# Written request
All of the records below need to be copied exactly.

# Stored data

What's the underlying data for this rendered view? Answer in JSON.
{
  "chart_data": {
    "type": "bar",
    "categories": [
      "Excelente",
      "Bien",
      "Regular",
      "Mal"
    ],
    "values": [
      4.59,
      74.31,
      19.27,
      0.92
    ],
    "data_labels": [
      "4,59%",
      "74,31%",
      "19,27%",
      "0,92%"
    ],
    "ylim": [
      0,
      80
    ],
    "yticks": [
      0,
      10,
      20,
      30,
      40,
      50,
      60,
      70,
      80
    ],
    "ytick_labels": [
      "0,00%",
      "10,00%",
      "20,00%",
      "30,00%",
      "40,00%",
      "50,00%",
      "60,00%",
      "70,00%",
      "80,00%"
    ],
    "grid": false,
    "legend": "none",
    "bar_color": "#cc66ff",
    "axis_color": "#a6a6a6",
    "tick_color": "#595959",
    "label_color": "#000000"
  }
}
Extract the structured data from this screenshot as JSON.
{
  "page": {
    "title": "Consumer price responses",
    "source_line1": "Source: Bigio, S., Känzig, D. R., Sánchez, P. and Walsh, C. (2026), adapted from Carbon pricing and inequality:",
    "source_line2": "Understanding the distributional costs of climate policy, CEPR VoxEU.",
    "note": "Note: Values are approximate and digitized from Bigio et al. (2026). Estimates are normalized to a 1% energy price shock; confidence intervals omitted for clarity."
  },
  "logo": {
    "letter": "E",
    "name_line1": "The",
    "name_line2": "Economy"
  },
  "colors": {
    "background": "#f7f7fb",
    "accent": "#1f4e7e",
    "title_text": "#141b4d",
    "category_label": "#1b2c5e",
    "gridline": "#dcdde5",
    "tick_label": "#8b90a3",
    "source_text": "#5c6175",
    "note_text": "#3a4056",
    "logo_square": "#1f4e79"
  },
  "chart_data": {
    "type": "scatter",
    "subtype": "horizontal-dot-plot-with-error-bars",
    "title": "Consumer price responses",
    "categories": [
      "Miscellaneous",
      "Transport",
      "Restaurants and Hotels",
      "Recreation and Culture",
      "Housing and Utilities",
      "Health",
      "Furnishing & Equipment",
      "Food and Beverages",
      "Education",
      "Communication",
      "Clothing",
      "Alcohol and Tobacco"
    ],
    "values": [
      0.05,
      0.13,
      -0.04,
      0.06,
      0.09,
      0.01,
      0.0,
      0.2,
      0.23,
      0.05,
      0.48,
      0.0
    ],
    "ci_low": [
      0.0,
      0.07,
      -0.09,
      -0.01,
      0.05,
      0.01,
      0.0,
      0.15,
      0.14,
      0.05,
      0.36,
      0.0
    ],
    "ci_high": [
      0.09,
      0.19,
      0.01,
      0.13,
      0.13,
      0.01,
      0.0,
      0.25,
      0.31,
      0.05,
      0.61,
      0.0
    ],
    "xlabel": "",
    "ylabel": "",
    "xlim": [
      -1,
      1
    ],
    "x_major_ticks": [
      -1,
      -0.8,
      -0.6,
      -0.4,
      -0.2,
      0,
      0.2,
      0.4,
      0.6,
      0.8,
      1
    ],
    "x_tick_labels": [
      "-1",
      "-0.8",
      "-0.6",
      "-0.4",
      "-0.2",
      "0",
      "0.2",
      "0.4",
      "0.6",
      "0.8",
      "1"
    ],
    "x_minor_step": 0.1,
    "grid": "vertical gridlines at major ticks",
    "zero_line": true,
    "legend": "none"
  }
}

# Task output
What's the underlying data for this rendered view? Answer in JSON.
{
  "chart_data": {
    "type": "bar",
    "categories": [
      "Excelente",
      "Bien",
      "Regular",
      "Mal"
    ],
    "values": [
      4.59,
      74.31,
      19.27,
      0.92
    ],
    "data_labels": [
      "4,59%",
      "74,31%",
      "19,27%",
      "0,92%"
    ],
    "ylim": [
      0,
      80
    ],
    "yticks": [
      0,
      10,
      20,
      30,
      40,
      50,
      60,
      70,
      80
    ],
    "ytick_labels": [
      "0,00%",
      "10,00%",
      "20,00%",
      "30,00%",
      "40,00%",
      "50,00%",
      "60,00%",
      "70,00%",
      "80,00%"
    ],
    "grid": false,
    "legend": "none",
    "bar_color": "#cc66ff",
    "axis_color": "#a6a6a6",
    "tick_color": "#595959",
    "label_color": "#000000"
  }
}
Extract the structured data from this screenshot as JSON.
{
  "page": {
    "title": "Consumer price responses",
    "source_line1": "Source: Bigio, S., Känzig, D. R., Sánchez, P. and Walsh, C. (2026), adapted from Carbon pricing and inequality:",
    "source_line2": "Understanding the distributional costs of climate policy, CEPR VoxEU.",
    "note": "Note: Values are approximate and digitized from Bigio et al. (2026). Estimates are normalized to a 1% energy price shock; confidence intervals omitted for clarity."
  },
  "logo": {
    "letter": "E",
    "name_line1": "The",
    "name_line2": "Economy"
  },
  "colors": {
    "background": "#f7f7fb",
    "accent": "#1f4e7e",
    "title_text": "#141b4d",
    "category_label": "#1b2c5e",
    "gridline": "#dcdde5",
    "tick_label": "#8b90a3",
    "source_text": "#5c6175",
    "note_text": "#3a4056",
    "logo_square": "#1f4e79"
  },
  "chart_data": {
    "type": "scatter",
    "subtype": "horizontal-dot-plot-with-error-bars",
    "title": "Consumer price responses",
    "categories": [
      "Miscellaneous",
      "Transport",
      "Restaurants and Hotels",
      "Recreation and Culture",
      "Housing and Utilities",
      "Health",
      "Furnishing & Equipment",
      "Food and Beverages",
      "Education",
      "Communication",
      "Clothing",
      "Alcohol and Tobacco"
    ],
    "values": [
      0.05,
      0.13,
      -0.04,
      0.06,
      0.09,
      0.01,
      0.0,
      0.2,
      0.23,
      0.05,
      0.48,
      0.0
    ],
    "ci_low": [
      0.0,
      0.07,
      -0.09,
      -0.01,
      0.05,
      0.01,
      0.0,
      0.15,
      0.14,
      0.05,
      0.36,
      0.0
    ],
    "ci_high": [
      0.09,
      0.19,
      0.01,
      0.13,
      0.13,
      0.01,
      0.0,
      0.25,
      0.31,
      0.05,
      0.61,
      0.0
    ],
    "xlabel": "",
    "ylabel": "",
    "xlim": [
      -1,
      1
    ],
    "x_major_ticks": [
      -1,
      -0.8,
      -0.6,
      -0.4,
      -0.2,
      0,
      0.2,
      0.4,
      0.6,
      0.8,
      1
    ],
    "x_tick_labels": [
      "-1",
      "-0.8",
      "-0.6",
      "-0.4",
      "-0.2",
      "0",
      "0.2",
      "0.4",
      "0.6",
      "0.8",
      "1"
    ],
    "x_minor_step": 0.1,
    "grid": "vertical gridlines at major ticks",
    "zero_line": true,
    "legend": "none"
  }
}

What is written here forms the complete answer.